• Task requirements
Only the lines holding "Klebsiella" are wanted; find them in the listing and return each one.

• Records for this task
============
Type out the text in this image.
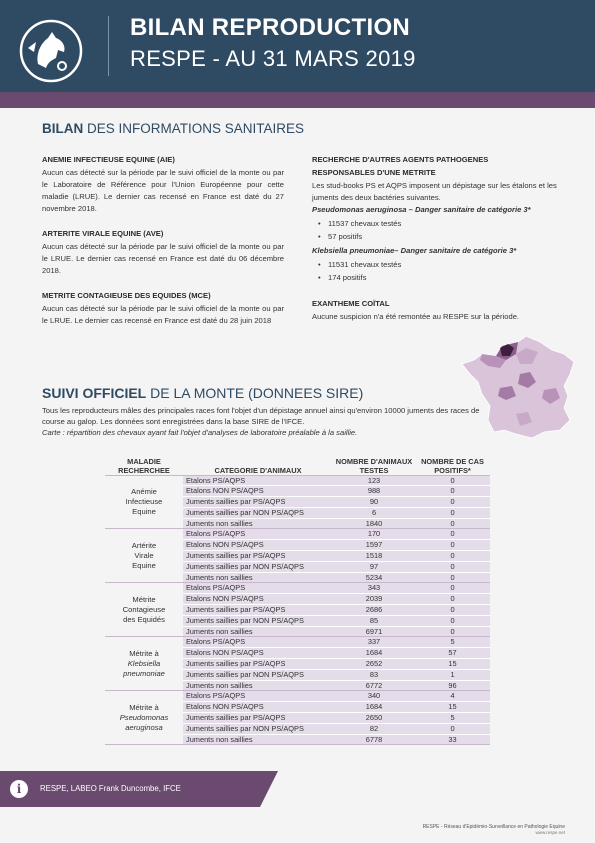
BILAN REPRODUCTION
RESPE - AU 31 MARS 2019
BILAN DES INFORMATIONS SANITAIRES
ANEMIE INFECTIEUSE EQUINE (AIE)
Aucun cas détecté sur la période par le suivi officiel de la monte ou par le Laboratoire de Référence pour l'Union Européenne pour cette maladie (LRUE). Le dernier cas recensé en France est daté du 27 novembre 2018.
ARTERITE VIRALE EQUINE (AVE)
Aucun cas détecté sur la période par le suivi officiel de la monte ou par le LRUE. Le dernier cas recensé en France est daté du 06 décembre 2018.
METRITE CONTAGIEUSE DES EQUIDES (MCE)
Aucun cas détecté sur la période par le suivi officiel de la monte ou par le LRUE. Le dernier cas recensé en France est daté du 28 juin 2018
RECHERCHE D'AUTRES AGENTS PATHOGENES
RESPONSABLES D'UNE METRITE
Les stud-books PS et AQPS imposent un dépistage sur les étalons et les juments des deux bactéries suivantes.
Pseudomonas aeruginosa – Danger sanitaire de catégorie 3*
• 11537 chevaux testés
• 57 positifs
Klebsiella pneumoniae– Danger sanitaire de catégorie 3*
• 11531 chevaux testés
• 174 positifs
EXANTHEME COÏTAL
Aucune suspicion n'a été remontée au RESPE sur la période.
SUIVI OFFICIEL DE LA MONTE (DONNEES SIRE)
Tous les reproducteurs mâles des principales races font l'objet d'un dépistage annuel ainsi qu'environ 10000 juments des races de course au galop. Les données sont enregistrées dans la base SIRE de l'IFCE.
Carte : répartition des chevaux ayant fait l'objet d'analyses de laboratoire préalable à la saillie.
MALADIE RECHERCHEE	CATEGORIE D'ANIMAUX	NOMBRE D'ANIMAUX TESTES	NOMBRE DE CAS POSITIFS*

Anémie
Infectieuse
Equine	Etalons PS/AQPS	123	0
	Etalons NON PS/AQPS	988	0
	Juments saillies par PS/AQPS	90	0
	Juments saillies par NON PS/AQPS	6	0
	Juments non saillies	1840	0

Artérite
Virale
Equine	Etalons PS/AQPS	170	0
	Etalons NON PS/AQPS	1597	0
	Juments saillies par PS/AQPS	1518	0
	Juments saillies par NON PS/AQPS	97	0
	Juments non saillies	5234	0

Métrite
Contagieuse
des Equidés	Etalons PS/AQPS	343	0
	Etalons NON PS/AQPS	2039	0
	Juments saillies par PS/AQPS	2686	0
	Juments saillies par NON PS/AQPS	85	0
	Juments non saillies	6971	0

Métrite à
Klebsiella pneumoniae	Etalons PS/AQPS	337	5
	Etalons NON PS/AQPS	1684	57
	Juments saillies par PS/AQPS	2652	15
	Juments saillies par NON PS/AQPS	83	1
	Juments non saillies	6772	96

Métrite à
Pseudomonas
aeruginosa	Etalons PS/AQPS	340	4
	Etalons NON PS/AQPS	1684	15
	Juments saillies par PS/AQPS	2650	5
	Juments saillies par NON PS/AQPS	82	0
	Juments non saillies	6778	33
i	RESPE, LABEO Frank Duncombe, IFCE
RESPE - Réseau d'Epidémio-Surveillance en Pathologie Equine
www.respe.net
============
• Response area
Klebsiella pneumoniae– Danger sanitaire de catégorie 3*
Klebsiella pneumoniae	Etalons PS/AQPS	337	5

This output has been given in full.